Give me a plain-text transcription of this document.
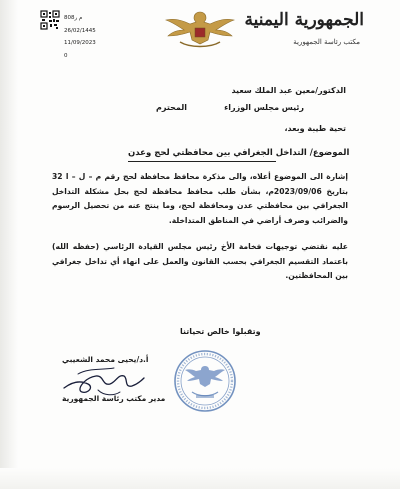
808م ر
26/02/1445
11/09/2023
0
الجمهورية اليمنية
مكتب رئاسة الجمهورية
الدكتور/معين عبد الملك سعيد
رئيس مجلس الوزراء
المحترم
تحية طيبة وبعد،
الموضوع/ التداخل الجغرافي بين محافظتي لحج وعدن
إشارة الى الموضوع أعلاه، والى مذكرة محافظ محافظة لحج رقم م – ل – ا 32 بتاريخ 2023/09/06م، بشأن طلب محافظ محافظة لحج بحل مشكلة التداخل الجغرافي بين محافظتي عدن ومحافظة لحج، وما ينتج عنه من تحصيل الرسوم والضرائب وصرف أراضي في المناطق المتداخلة.
عليه نقتضي توجيهات فخامة الأخ رئيس مجلس القيادة الرئاسي (حفظه الله) باعتماد التقسيم الجغرافي بحسب القانون والعمل على انهاء أي تداخل جغرافي بين المحافظتين.
وتقبلوا خالص تحياتنا
أ.د/يحيى محمد الشعيبي
مدير مكتب رئاسة الجمهورية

» Problem to work on: Leave out every picture and copy the rest of the records exactly.

» Result for this exercise:
Give me a plain-text transcription of this document.
808م ر
26/02/1445
11/09/2023
0
الجمهورية اليمنية
مكتب رئاسة الجمهورية
الدكتور/معين عبد الملك سعيد
رئيس مجلس الوزراء
المحترم
تحية طيبة وبعد،
الموضوع/ التداخل الجغرافي بين محافظتي لحج وعدن
إشارة الى الموضوع أعلاه، والى مذكرة محافظ محافظة لحج رقم م – ل – ا 32 بتاريخ 2023/09/06م، بشأن طلب محافظ محافظة لحج بحل مشكلة التداخل الجغرافي بين محافظتي عدن ومحافظة لحج، وما ينتج عنه من تحصيل الرسوم والضرائب وصرف أراضي في المناطق المتداخلة.
عليه نقتضي توجيهات فخامة الأخ رئيس مجلس القيادة الرئاسي (حفظه الله) باعتماد التقسيم الجغرافي بحسب القانون والعمل على انهاء أي تداخل جغرافي بين المحافظتين.
وتقبلوا خالص تحياتنا
أ.د/يحيى محمد الشعيبي
مدير مكتب رئاسة الجمهورية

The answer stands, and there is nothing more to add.